• _Short task_:
Set out each line from the following listing that includes the word "name".

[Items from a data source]
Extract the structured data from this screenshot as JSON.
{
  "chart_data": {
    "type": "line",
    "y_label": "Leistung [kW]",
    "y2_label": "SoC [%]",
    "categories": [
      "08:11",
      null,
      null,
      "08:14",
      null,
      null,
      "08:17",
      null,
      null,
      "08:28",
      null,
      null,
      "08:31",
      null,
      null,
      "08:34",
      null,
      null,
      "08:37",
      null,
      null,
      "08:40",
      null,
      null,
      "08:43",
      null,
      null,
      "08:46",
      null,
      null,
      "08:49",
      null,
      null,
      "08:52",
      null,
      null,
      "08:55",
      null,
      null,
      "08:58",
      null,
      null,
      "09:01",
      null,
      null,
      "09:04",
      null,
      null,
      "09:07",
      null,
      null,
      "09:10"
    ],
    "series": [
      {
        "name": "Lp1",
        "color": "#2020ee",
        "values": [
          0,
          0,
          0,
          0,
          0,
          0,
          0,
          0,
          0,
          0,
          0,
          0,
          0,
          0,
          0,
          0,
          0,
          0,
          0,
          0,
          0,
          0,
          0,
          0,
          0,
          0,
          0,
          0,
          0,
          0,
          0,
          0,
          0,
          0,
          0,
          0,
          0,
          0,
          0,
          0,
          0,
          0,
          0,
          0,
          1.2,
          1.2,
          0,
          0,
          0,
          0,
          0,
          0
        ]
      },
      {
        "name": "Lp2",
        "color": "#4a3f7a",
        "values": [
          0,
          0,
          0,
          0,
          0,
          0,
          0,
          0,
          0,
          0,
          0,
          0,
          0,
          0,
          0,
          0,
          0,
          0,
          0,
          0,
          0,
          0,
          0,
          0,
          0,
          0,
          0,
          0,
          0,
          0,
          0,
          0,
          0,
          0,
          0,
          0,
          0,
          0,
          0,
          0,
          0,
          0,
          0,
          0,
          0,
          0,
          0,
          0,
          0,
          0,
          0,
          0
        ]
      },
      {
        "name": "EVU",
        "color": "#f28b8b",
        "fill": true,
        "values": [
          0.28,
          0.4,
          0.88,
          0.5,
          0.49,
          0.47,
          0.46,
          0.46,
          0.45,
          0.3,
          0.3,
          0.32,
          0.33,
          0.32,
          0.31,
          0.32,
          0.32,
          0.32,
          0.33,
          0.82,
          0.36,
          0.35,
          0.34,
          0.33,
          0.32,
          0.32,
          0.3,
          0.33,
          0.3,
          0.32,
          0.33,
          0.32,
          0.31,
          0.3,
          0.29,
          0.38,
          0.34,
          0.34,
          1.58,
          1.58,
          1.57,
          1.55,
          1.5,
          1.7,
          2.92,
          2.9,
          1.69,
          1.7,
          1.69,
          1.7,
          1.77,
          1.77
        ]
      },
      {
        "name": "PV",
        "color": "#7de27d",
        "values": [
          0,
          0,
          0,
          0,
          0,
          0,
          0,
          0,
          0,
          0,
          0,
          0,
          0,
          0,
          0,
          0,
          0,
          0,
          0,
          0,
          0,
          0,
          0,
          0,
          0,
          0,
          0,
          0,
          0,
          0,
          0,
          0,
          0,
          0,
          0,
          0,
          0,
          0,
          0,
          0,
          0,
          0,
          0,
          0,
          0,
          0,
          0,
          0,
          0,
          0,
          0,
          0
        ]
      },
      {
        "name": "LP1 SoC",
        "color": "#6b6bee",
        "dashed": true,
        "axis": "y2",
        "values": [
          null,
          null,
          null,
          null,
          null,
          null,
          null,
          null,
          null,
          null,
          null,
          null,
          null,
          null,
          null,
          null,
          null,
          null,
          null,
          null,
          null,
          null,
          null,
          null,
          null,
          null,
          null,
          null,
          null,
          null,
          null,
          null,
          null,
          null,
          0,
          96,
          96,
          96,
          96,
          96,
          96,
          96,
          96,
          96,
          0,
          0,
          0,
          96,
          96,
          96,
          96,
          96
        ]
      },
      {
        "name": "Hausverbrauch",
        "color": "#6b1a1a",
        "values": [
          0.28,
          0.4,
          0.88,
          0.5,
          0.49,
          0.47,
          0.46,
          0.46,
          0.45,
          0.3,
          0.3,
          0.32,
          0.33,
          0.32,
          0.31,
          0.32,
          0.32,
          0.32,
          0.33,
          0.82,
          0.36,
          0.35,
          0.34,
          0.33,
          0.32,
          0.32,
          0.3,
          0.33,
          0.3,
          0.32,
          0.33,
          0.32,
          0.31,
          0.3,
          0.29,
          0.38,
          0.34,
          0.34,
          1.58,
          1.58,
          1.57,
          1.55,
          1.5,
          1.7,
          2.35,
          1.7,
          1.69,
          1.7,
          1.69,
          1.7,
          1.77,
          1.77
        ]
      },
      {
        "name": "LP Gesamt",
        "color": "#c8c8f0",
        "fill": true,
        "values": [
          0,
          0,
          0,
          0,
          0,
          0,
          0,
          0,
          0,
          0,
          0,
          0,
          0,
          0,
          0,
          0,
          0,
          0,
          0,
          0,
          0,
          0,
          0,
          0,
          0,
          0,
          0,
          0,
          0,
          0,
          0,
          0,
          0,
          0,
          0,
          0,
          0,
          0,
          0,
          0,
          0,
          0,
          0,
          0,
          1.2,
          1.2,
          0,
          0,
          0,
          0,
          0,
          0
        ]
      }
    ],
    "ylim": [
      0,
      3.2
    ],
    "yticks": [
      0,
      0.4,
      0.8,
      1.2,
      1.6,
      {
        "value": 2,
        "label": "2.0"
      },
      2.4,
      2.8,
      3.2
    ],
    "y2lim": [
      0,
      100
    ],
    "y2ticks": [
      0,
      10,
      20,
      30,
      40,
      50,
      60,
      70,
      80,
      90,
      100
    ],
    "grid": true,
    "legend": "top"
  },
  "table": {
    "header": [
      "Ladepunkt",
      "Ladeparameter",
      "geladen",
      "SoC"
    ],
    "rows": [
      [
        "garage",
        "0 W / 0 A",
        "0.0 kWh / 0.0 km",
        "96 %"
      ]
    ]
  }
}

• _Task answer_:
        "name": "Lp1",
        "name": "Lp2",
        "name": "EVU",
        "name": "PV",
        "name": "LP1 SoC",
        "name": "Hausverbrauch",
        "name": "LP Gesamt",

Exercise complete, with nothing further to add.